What the task requires: Copy each line containing the word "sampai" from the records that follow, please.
** START Supplied entries **
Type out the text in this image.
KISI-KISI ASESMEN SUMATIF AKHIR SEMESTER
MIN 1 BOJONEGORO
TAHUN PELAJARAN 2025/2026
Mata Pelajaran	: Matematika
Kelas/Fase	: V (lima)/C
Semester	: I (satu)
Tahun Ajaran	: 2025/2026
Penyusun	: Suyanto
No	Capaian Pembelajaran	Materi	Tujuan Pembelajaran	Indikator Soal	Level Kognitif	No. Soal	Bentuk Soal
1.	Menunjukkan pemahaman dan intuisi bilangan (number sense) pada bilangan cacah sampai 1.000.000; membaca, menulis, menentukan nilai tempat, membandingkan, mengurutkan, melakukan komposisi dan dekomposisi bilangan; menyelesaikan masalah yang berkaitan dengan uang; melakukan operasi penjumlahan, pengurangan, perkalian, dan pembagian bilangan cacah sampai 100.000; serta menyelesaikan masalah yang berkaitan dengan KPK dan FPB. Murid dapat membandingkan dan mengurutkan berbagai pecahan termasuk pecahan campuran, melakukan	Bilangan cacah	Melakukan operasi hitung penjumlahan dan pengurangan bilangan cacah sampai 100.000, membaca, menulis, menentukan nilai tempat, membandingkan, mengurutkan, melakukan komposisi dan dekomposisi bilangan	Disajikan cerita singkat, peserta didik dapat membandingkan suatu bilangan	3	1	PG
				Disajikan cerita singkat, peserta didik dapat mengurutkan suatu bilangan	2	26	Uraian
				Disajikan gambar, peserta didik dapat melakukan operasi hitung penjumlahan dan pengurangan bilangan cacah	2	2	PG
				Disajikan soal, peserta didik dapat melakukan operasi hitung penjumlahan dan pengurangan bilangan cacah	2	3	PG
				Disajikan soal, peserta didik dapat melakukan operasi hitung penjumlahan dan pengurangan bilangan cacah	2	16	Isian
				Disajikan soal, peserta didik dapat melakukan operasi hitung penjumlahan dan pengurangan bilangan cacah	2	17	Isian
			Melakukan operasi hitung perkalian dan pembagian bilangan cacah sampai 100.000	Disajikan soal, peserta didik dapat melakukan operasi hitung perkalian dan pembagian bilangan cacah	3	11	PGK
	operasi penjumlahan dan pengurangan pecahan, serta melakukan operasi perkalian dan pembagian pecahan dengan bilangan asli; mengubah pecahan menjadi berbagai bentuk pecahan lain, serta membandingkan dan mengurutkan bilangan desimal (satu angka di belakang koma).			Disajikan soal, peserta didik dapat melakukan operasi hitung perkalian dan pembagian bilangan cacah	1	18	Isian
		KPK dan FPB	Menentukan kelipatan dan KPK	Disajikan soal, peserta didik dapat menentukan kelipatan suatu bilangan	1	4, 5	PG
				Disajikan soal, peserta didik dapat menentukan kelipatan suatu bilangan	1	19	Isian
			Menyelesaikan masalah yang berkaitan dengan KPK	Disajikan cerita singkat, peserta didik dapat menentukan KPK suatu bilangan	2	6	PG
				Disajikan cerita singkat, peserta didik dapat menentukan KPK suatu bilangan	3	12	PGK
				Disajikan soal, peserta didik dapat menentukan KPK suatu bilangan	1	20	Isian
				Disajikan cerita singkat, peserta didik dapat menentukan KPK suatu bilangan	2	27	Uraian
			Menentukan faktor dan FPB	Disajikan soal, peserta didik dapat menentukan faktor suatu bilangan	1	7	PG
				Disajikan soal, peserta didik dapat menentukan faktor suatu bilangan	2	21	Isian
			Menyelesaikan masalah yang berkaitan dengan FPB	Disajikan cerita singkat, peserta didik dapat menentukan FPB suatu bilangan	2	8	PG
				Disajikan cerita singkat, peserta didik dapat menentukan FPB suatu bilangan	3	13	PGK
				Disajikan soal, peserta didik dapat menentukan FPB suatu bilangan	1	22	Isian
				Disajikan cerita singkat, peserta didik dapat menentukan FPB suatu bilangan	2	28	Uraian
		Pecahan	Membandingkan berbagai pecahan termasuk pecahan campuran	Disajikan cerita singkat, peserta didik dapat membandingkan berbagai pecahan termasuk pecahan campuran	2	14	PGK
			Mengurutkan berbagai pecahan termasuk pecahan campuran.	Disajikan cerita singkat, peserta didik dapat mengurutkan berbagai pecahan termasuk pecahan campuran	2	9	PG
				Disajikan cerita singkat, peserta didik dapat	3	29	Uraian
** END Supplied entries **
Task response:
1.	Menunjukkan pemahaman dan intuisi bilangan (number sense) pada bilangan cacah sampai 1.000.000; membaca, menulis, menentukan nilai tempat, membandingkan, mengurutkan, melakukan komposisi dan dekomposisi bilangan; menyelesaikan masalah yang berkaitan dengan uang; melakukan operasi penjumlahan, pengurangan, perkalian, dan pembagian bilangan cacah sampai 100.000; serta menyelesaikan masalah yang berkaitan dengan KPK dan FPB. Murid dapat membandingkan dan mengurutkan berbagai pecahan termasuk pecahan campuran, melakukan	Bilangan cacah	Melakukan operasi hitung penjumlahan dan pengurangan bilangan cacah sampai 100.000, membaca, menulis, menentukan nilai tempat, membandingkan, mengurutkan, melakukan komposisi dan dekomposisi bilangan	Disajikan cerita singkat, peserta didik dapat membandingkan suatu bilangan	3	1	PG
			Melakukan operasi hitung perkalian dan pembagian bilangan cacah sampai 100.000	Disajikan soal, peserta didik dapat melakukan operasi hitung perkalian dan pembagian bilangan cacah	3	11	PGK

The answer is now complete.